"""
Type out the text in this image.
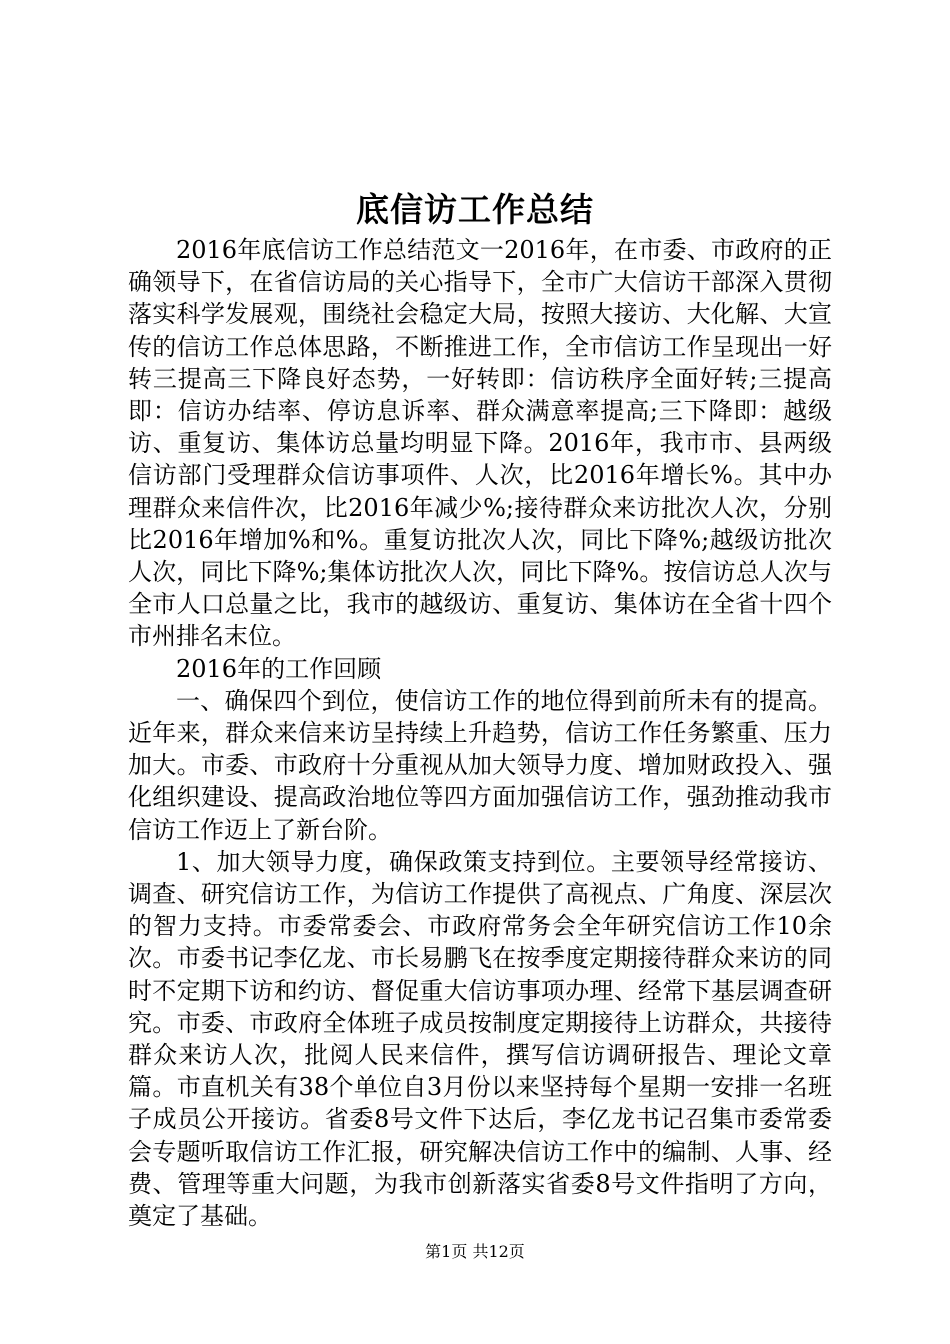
底信访工作总结

2016年底信访工作总结范文一2016年，在市委、市政府的正确领导下，在省信访局的关心指导下，全市广大信访干部深入贯彻落实科学发展观，围绕社会稳定大局，按照大接访、大化解、大宣传的信访工作总体思路，不断推进工作，全市信访工作呈现出一好转三提高三下降良好态势，一好转即：信访秩序全面好转;三提高即：信访办结率、停访息诉率、群众满意率提高;三下降即：越级访、重复访、集体访总量均明显下降。2016年，我市市、县两级信访部门受理群众信访事项件、人次，比2016年增长%。其中办理群众来信件次，比2016年减少%;接待群众来访批次人次，分别比2016年增加%和%。重复访批次人次，同比下降%;越级访批次人次，同比下降%;集体访批次人次，同比下降%。按信访总人次与全市人口总量之比，我市的越级访、重复访、集体访在全省十四个市州排名末位。

2016年的工作回顾

一、确保四个到位，使信访工作的地位得到前所未有的提高。近年来，群众来信来访呈持续上升趋势，信访工作任务繁重、压力加大。市委、市政府十分重视从加大领导力度、增加财政投入、强化组织建设、提高政治地位等四方面加强信访工作，强劲推动我市信访工作迈上了新台阶。

1、加大领导力度，确保政策支持到位。主要领导经常接访、调查、研究信访工作，为信访工作提供了高视点、广角度、深层次的智力支持。市委常委会、市政府常务会全年研究信访工作10余次。市委书记李亿龙、市长易鹏飞在按季度定期接待群众来访的同时不定期下访和约访、督促重大信访事项办理、经常下基层调查研究。市委、市政府全体班子成员按制度定期接待上访群众，共接待群众来访人次，批阅人民来信件，撰写信访调研报告、理论文章篇。市直机关有38个单位自3月份以来坚持每个星期一安排一名班子成员公开接访。省委8号文件下达后，李亿龙书记召集市委常委会专题听取信访工作汇报，研究解决信访工作中的编制、人事、经费、管理等重大问题，为我市创新落实省委8号文件指明了方向，奠定了基础。

第1页 共12页
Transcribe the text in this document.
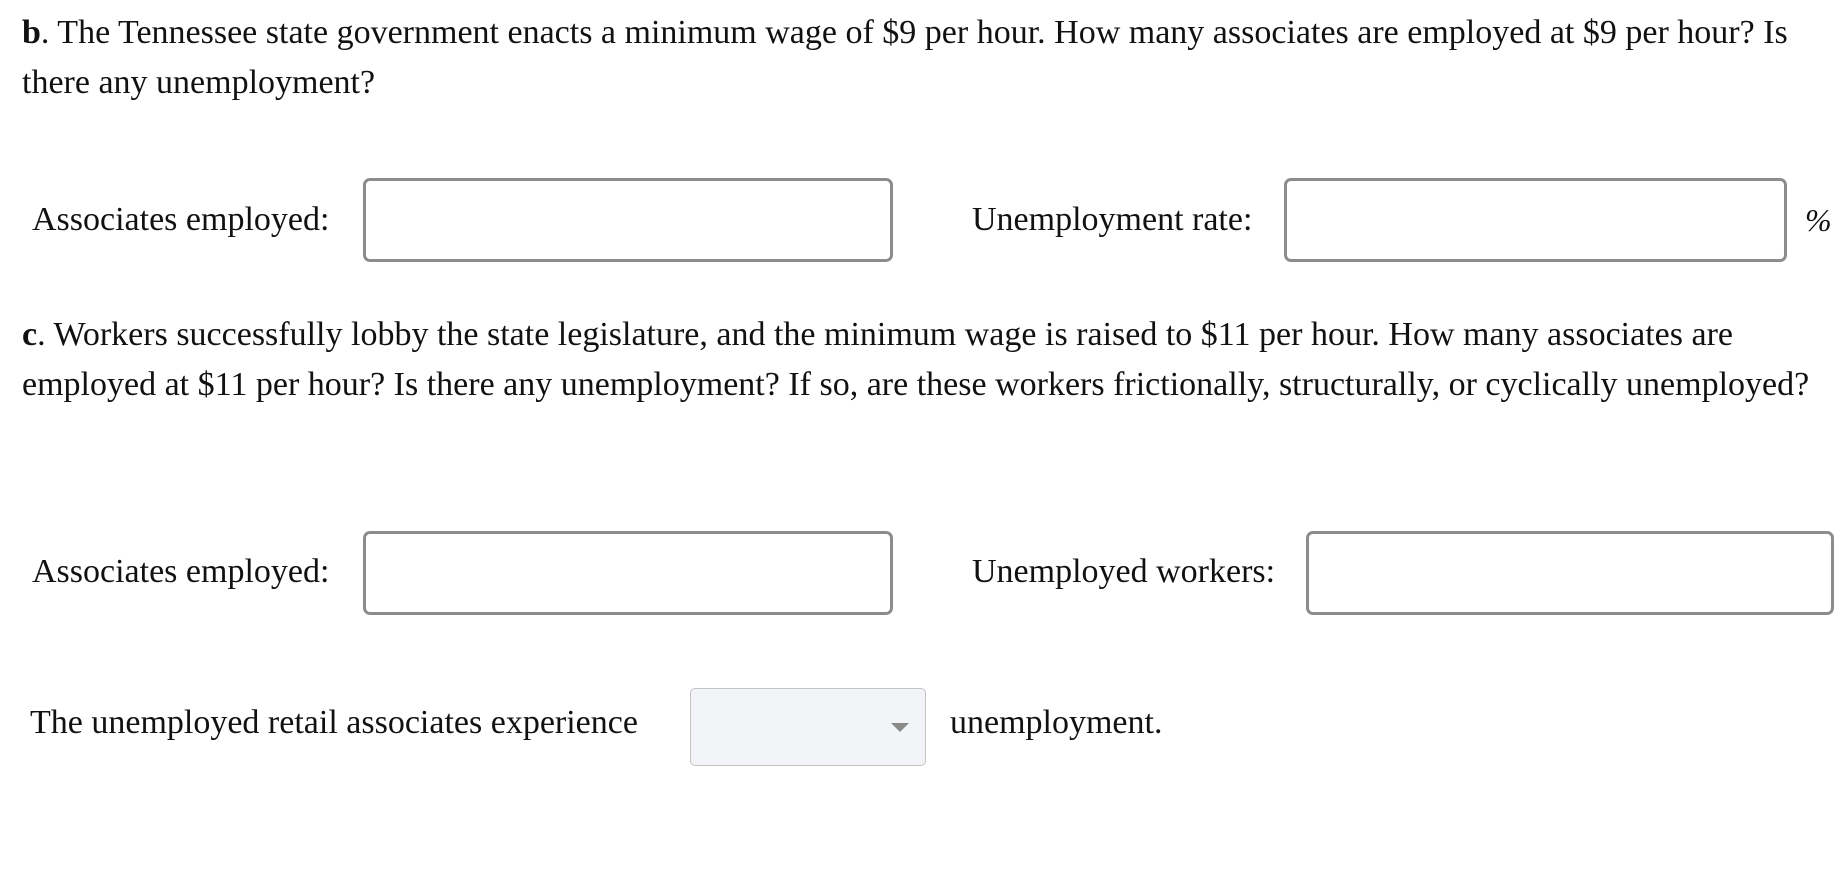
b. The Tennessee state government enacts a minimum wage of $9 per hour. How many associates are employed at $9 per hour? Is there any unemployment?

Associates employed:	Unemployment rate:	%

c. Workers successfully lobby the state legislature, and the minimum wage is raised to $11 per hour. How many associates are employed at $11 per hour? Is there any unemployment? If so, are these workers frictionally, structurally, or cyclically unemployed?

Associates employed:	Unemployed workers:
The unemployed retail associates experience	unemployment.
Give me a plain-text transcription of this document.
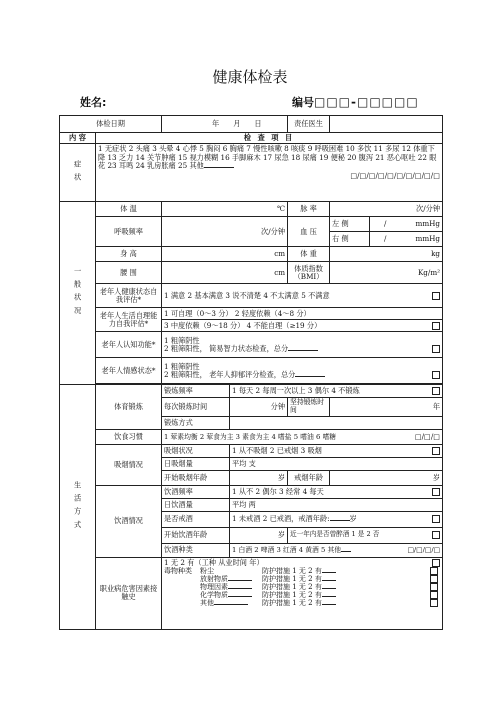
健康体检表
姓名:	编号□□□-□□□□□
体检日期	年 月 日	责任医生	
内 容	检 查 项 目

症状
	1 无症状 2 头痛 3 头晕 4 心悸 5 胸闷 6 胸痛 7 慢性咳嗽 8 咳痰 9 呼吸困难 10 多饮 11 多尿 12 体重下降 13 乏力 14 关节肿痛 15 视力模糊 16 手脚麻木 17 尿急 18 尿痛 19 便秘 20 腹泻 21 恶心呕吐 22 眼花 23 耳鸣 24 乳房胀痛 25 其他
□/□/□/□/□/□/□/□/□/□

一般状况
	体 温	℃	脉 率	次/分钟
呼吸频率	次/分钟	血 压	左 侧	/	mmHg

右 侧	/	mmHg

身 高	cm	体 重	kg
腰 围	cm	体质指数（BMI）	Kg/m²
老年人健康状态自我评估*	1 满意 2 基本满意 3 说不清楚 4 不太满意 5 不满意

老年人生活自理能力自我评估*	1 可自理（0～3 分） 2 轻度依赖（4～8 分）
3 中度依赖（9～18 分） 4 不能自理（≥19 分）

老年人认知功能*	1 粗筛阴性
2 粗筛阳性， 简易智力状态检查，总分

老年人情感状态*	1 粗筛阴性
2 粗筛阳性， 老年人抑郁评分检查，总分

生活方式
	体育锻炼	锻炼频率	1 每天 2 每周一次以上 3 偶尔 4 不锻炼

每次锻炼时间	分钟	坚持锻炼时间	年
锻炼方式	
饮食习惯	1 荤素均衡 2 荤食为主 3 素食为主 4 嗜盐 5 嗜油 6 嗜糖	□/□/□

吸烟情况	吸烟状况	1 从不吸烟 2 已戒烟 3 吸烟

日吸烟量	平均 支
开始吸烟年龄	岁	戒烟年龄	岁
饮酒情况	饮酒频率	1 从不 2 偶尔 3 经常 4 每天

日饮酒量	平均 两
是否戒酒	1 未戒酒 2 已戒酒，戒酒年龄:	岁

开始饮酒年龄	岁	近一年内是否曾醉酒 1 是 2 否

饮酒种类	1 白酒 2 啤酒 3 红酒 4 黄酒 5 其他	□/□/□/□

职业病危害因素接触史	
1 无 2 有（工种 从业时间 年）
毒物种类	粉尘	防护措施 1 无 2 有	
	放射物质	防护措施 1 无 2 有	
	物理因素	防护措施 1 无 2 有	
	化学物质	防护措施 1 无 2 有	
	其他	防护措施 1 无 2 有	
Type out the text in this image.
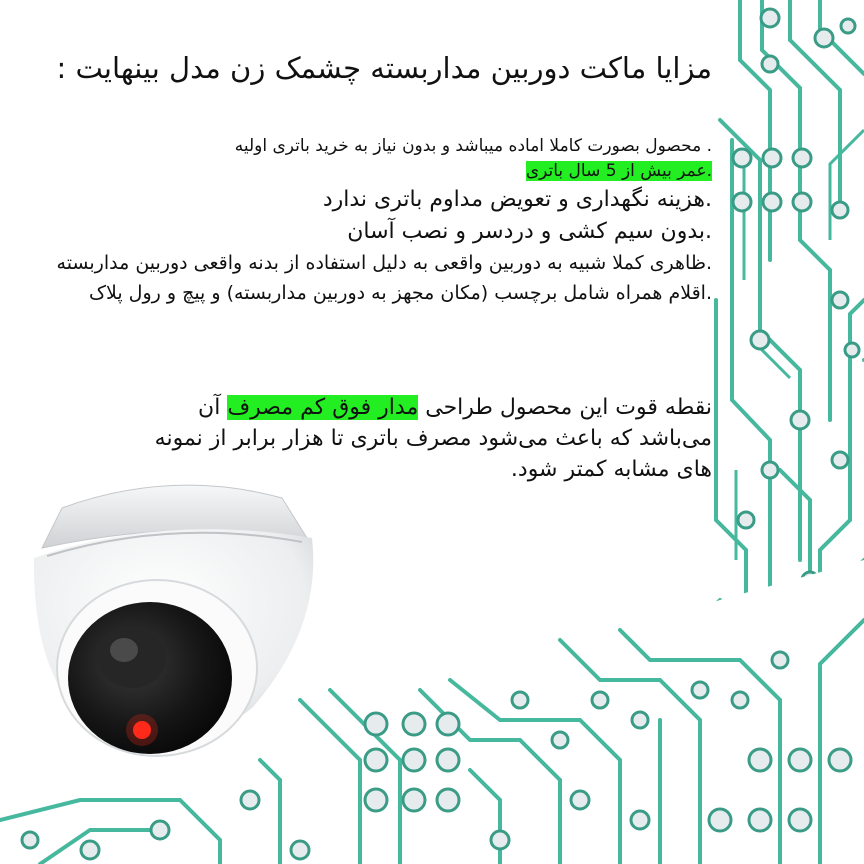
مزایا ماکت دوربین مداربسته چشمک زن مدل بینهایت :
. محصول بصورت کاملا اماده میباشد و بدون نیاز به خرید باتری اولیه
.عمر بیش از 5 سال باتری
.هزینه نگهداری و تعویض مداوم باتری ندارد
.بدون سیم کشی و دردسر و نصب آسان
.ظاهری کملا شبیه به دوربین واقعی به دلیل استفاده از بدنه واقعی دوربین مداربسته
.اقلام همراه شامل برچسب (مکان مجهز به دوربین مداربسته) و پیچ و رول پلاک
نقطه قوت این محصول طراحی مدار فوق کم مصرف آن می‌باشد که باعث می‌شود مصرف باتری تا هزار برابر از نمونه های مشابه کمتر شود.
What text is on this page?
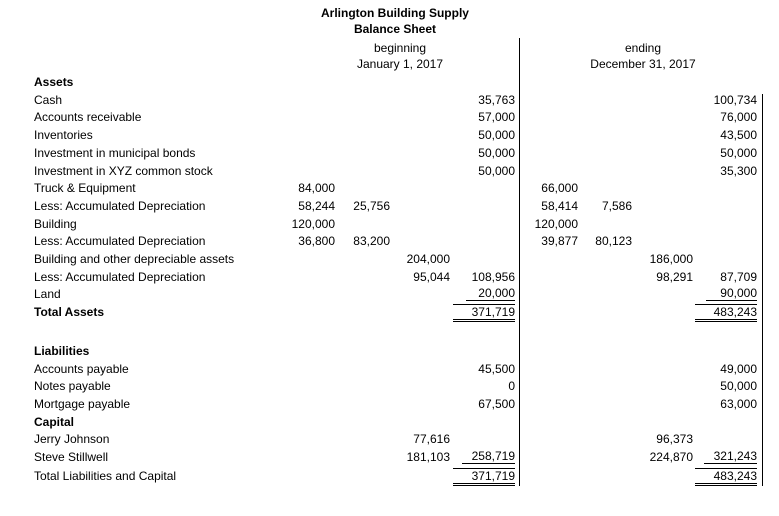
Arlington Building Supply
Balance Sheet
beginning
January 1, 2017
ending
December 31, 2017
Assets
Cash	35,763	100,734
Accounts receivable	57,000	76,000
Inventories	50,000	43,500
Investment in municipal bonds	50,000	50,000
Investment in XYZ common stock	50,000	35,300
Truck & Equipment	84,000	66,000
Less: Accumulated Depreciation	58,244	25,756	58,414	7,586
Building	120,000	120,000
Less: Accumulated Depreciation	36,800	83,200	39,877	80,123
Building and other depreciable assets	204,000	186,000
Less: Accumulated Depreciation	95,044	108,956	98,291	87,709
Land	20,000	90,000
Total Assets	371,719	483,243
Liabilities
Accounts payable	45,500	49,000
Notes payable	0	50,000
Mortgage payable	67,500	63,000
Capital
Jerry Johnson	77,616	96,373
Steve Stillwell	181,103	258,719	224,870	321,243
Total Liabilities and Capital	371,719	483,243
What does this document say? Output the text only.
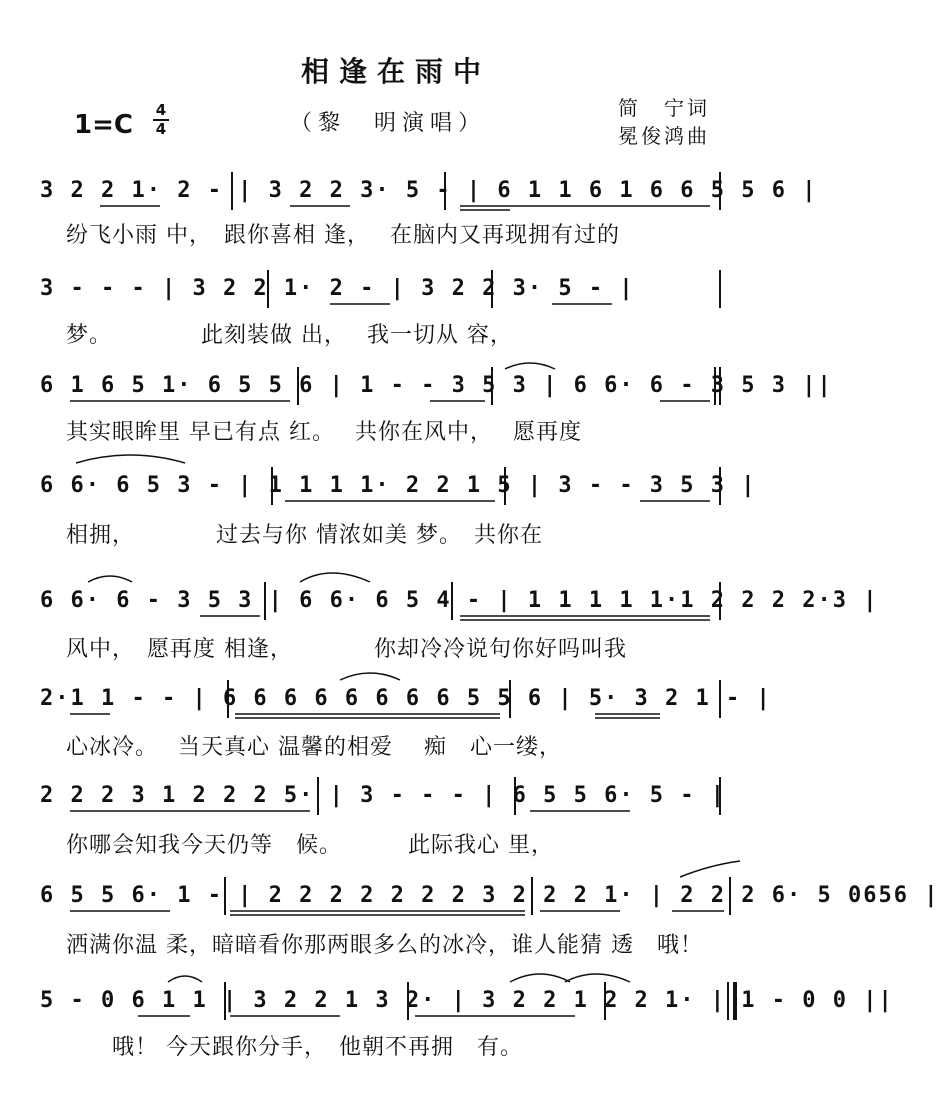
相逢在雨中
1=C	4
4	（黎　明演唱）
简　宁词
冕俊鸿曲
3 2 2 1· 2 - | 3 2 2 3· 5 - | 6 1 1 6 1 6 6 5 5 6 |
纷飞小雨 中，　跟你喜相 逢，　 在脑内又再现拥有过的
3 - - - | 3 2 2 1· 2 - | 3 2 2 3· 5 - |
梦。　　　　 此刻装做 出，　 我一切从 容，
6 1 6 5 1· 6 5 5 6 | 1 - - 3 5 3 | 6 6· 6 - 3 5 3 ||
其实眼眸里 早已有点 红。　 共你在风中，　 愿再度
6 6· 6 5 3 - | 1 1 1 1· 2 2 1 5 | 3 - - 3 5 3 |
相拥，　　　　过去与你 情浓如美 梦。　共你在
6 6· 6 - 3 5 3 | 6 6· 6 5 4 - | 1 1 1 1 1·1 2 2 2 2·3 |
风中，　愿再度 相逢，　　　　你却冷冷说句你好吗叫我
2·1 1 - - | 6 6 6 6 6 6 6 6 5 5 6 | 5· 3 2 1 - |
心冰冷。　 当天真心 温馨的相爱　 痴　心一缕，
2 2 2 3 1 2 2 2 5· | 3 - - - | 6 5 5 6· 5 - |
你哪会知我今天仍等　候。　　　 此际我心 里，
6 5 5 6· 1 - | 2 2 2 2 2 2 2 3 2 2 2 1· | 2 2 2 6· 5 0656 |
洒满你温 柔，暗暗看你那两眼多么的冰冷，谁人能猜 透　哦！
5 - 0 6 1 1 | 3 2 2 1 3 2· | 3 2 2 1 2 2 1· | 1 - 0 0 ||
　　哦！ 今天跟你分手，　他朝不再拥　有。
"""
* **Task to complete**
Within the listing above, copy each line that has the string "مداربسته".

* **Problem solution**
مزایا ماکت دوربین مداربسته چشمک زن مدل بینهایت :
.ظاهری کملا شبیه به دوربین واقعی به دلیل استفاده از بدنه واقعی دوربین مداربسته
.اقلام همراه شامل برچسب (مکان مجهز به دوربین مداربسته) و پیچ و رول پلاک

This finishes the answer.